Items listed in a dataset
---

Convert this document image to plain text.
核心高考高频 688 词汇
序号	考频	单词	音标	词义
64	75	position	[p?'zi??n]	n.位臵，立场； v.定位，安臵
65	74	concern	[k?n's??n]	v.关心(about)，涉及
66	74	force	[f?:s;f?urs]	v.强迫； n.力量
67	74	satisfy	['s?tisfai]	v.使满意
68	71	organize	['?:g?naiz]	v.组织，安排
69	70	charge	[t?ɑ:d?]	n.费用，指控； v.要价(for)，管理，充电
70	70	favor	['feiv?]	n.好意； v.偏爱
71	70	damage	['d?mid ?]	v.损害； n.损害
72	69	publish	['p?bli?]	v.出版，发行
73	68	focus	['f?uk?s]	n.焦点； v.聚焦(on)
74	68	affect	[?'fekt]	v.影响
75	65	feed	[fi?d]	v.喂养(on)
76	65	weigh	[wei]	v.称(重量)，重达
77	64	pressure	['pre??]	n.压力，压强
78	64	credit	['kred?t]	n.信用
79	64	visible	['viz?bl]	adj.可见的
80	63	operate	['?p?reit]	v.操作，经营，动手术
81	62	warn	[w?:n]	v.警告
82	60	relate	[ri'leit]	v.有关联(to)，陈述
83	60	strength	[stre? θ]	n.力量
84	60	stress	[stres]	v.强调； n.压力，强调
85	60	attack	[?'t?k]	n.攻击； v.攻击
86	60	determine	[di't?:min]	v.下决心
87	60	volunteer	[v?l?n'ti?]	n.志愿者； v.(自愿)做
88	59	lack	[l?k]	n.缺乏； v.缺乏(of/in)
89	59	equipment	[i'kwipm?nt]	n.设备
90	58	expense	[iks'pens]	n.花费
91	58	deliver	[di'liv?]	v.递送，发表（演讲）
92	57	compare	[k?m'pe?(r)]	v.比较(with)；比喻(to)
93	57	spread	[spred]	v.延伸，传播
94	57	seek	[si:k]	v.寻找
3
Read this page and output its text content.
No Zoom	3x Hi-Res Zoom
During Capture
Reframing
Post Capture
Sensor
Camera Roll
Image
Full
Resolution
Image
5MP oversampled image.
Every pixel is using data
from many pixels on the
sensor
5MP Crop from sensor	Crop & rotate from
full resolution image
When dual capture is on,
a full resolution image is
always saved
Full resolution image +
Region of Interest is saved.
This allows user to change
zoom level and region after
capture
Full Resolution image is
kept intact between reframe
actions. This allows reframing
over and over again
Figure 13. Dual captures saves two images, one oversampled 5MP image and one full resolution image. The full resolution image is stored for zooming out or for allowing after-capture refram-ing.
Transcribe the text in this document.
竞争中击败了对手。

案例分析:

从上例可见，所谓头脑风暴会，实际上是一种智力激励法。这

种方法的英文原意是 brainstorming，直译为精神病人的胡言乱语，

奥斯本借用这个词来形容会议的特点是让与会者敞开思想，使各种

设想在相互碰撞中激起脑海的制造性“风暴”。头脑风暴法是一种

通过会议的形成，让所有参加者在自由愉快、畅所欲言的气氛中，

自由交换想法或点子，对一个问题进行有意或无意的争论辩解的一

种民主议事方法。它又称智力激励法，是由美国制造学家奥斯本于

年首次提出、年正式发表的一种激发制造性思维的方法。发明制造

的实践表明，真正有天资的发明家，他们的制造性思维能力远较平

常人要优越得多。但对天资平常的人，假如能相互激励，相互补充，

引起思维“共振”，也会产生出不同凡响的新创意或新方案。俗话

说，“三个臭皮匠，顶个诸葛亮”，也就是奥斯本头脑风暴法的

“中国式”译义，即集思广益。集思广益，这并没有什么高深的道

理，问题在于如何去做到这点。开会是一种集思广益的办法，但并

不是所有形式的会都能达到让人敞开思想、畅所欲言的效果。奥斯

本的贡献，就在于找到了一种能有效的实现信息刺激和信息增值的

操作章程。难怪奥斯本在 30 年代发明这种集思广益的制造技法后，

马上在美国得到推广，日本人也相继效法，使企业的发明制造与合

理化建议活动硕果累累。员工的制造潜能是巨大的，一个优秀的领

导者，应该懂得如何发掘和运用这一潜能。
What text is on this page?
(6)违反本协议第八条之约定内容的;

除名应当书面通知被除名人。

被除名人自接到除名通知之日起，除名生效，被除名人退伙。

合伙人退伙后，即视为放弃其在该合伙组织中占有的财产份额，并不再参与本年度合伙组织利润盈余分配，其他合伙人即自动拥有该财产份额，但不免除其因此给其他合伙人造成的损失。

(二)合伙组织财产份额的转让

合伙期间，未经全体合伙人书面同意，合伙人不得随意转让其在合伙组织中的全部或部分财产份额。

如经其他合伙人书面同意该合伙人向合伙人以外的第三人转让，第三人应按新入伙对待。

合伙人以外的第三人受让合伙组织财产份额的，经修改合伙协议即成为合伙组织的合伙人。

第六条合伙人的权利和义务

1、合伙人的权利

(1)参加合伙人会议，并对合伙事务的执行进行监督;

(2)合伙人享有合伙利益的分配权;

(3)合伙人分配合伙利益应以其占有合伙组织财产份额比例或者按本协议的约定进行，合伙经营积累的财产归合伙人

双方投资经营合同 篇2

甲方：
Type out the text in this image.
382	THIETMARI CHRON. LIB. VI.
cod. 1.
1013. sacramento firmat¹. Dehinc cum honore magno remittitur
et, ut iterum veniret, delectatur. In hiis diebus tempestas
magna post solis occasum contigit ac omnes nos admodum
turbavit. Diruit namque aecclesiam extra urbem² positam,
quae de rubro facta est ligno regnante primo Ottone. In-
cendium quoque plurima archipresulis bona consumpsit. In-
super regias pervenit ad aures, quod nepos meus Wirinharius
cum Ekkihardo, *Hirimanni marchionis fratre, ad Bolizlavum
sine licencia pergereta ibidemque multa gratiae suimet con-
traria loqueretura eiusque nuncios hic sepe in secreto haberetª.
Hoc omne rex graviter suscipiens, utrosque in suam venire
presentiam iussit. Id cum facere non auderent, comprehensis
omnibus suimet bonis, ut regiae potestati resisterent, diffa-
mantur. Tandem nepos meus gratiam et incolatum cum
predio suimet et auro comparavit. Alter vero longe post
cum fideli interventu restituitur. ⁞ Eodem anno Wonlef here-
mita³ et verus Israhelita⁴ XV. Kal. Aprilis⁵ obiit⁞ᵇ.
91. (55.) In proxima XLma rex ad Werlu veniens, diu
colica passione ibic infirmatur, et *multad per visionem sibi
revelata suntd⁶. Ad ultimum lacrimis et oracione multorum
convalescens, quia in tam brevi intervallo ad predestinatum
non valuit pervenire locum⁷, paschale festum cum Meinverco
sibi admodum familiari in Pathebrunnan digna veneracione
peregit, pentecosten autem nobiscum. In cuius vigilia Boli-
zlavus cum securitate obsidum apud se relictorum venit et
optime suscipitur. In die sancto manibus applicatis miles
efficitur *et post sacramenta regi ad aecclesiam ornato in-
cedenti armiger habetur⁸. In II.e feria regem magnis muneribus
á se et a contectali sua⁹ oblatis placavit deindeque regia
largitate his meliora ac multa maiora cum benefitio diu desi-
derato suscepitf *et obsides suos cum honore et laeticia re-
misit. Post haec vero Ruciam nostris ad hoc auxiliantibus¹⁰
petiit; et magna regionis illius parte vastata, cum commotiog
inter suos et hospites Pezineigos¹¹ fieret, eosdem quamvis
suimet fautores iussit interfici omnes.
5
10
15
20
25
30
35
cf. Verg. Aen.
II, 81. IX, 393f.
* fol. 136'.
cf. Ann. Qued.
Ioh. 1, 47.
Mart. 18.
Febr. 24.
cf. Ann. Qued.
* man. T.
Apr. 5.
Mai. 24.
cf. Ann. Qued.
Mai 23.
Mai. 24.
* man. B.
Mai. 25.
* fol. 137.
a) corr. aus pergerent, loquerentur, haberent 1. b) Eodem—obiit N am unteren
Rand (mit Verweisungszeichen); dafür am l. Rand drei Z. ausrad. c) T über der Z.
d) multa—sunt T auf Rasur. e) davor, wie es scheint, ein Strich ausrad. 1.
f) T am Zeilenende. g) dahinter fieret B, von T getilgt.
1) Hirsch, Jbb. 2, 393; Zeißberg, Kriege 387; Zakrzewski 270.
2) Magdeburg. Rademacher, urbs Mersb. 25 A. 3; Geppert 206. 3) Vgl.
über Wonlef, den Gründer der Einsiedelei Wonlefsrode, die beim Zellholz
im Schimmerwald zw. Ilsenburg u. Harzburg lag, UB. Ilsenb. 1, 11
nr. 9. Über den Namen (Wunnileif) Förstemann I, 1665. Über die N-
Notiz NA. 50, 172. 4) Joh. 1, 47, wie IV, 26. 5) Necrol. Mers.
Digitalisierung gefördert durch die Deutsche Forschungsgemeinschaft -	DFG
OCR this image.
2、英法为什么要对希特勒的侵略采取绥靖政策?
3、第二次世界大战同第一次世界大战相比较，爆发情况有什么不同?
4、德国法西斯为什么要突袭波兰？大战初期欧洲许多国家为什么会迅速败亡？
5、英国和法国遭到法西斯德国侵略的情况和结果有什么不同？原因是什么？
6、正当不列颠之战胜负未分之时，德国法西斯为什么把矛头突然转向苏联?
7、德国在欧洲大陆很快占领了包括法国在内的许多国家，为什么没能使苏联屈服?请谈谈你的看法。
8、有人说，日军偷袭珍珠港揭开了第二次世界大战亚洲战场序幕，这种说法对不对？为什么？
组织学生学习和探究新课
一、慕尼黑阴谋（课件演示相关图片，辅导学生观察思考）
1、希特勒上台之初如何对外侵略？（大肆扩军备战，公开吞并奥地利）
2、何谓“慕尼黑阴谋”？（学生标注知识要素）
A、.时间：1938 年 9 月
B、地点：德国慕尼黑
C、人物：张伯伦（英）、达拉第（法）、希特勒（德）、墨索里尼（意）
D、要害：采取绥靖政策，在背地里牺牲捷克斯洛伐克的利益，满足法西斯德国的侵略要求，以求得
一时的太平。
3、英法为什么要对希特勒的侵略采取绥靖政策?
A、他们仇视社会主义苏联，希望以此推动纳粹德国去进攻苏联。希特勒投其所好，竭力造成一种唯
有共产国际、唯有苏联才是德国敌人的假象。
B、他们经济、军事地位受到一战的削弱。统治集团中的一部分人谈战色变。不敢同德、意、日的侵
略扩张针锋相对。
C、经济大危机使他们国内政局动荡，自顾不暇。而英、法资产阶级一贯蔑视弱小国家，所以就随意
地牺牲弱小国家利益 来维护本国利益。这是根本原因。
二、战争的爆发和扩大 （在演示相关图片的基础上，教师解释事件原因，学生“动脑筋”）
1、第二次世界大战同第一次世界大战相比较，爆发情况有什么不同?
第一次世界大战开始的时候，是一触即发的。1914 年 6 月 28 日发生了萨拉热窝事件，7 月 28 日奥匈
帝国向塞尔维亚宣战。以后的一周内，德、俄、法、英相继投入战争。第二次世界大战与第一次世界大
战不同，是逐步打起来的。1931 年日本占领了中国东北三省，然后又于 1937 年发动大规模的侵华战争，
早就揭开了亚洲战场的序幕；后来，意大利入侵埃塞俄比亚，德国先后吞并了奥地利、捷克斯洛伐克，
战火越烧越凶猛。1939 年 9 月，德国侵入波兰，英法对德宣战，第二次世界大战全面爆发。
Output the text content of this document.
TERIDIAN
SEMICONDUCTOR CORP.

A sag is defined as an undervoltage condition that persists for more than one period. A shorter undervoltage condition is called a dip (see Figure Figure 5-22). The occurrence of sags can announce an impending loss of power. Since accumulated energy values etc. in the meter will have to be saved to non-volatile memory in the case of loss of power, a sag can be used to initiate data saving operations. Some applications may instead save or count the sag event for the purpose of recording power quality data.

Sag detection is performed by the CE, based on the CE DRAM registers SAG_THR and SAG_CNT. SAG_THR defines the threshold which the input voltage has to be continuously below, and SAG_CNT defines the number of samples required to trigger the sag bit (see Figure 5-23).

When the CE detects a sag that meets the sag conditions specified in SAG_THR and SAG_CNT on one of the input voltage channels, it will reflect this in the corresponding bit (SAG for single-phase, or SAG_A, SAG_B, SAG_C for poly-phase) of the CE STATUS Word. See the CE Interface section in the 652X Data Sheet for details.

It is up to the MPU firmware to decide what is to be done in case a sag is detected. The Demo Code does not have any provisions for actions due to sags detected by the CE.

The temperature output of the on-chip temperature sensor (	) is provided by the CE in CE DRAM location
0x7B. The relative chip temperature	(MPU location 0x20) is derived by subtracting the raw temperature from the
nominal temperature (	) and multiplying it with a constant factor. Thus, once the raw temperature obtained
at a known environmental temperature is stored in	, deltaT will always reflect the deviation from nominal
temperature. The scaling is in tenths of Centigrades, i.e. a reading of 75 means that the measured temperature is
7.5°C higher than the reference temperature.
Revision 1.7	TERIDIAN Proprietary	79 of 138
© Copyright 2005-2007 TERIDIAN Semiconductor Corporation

---

▸ **Written task**
Of the lines in the records, how many contain the word "TERIDIAN"? Answer with the number and nothing else.

▸ **The response**
3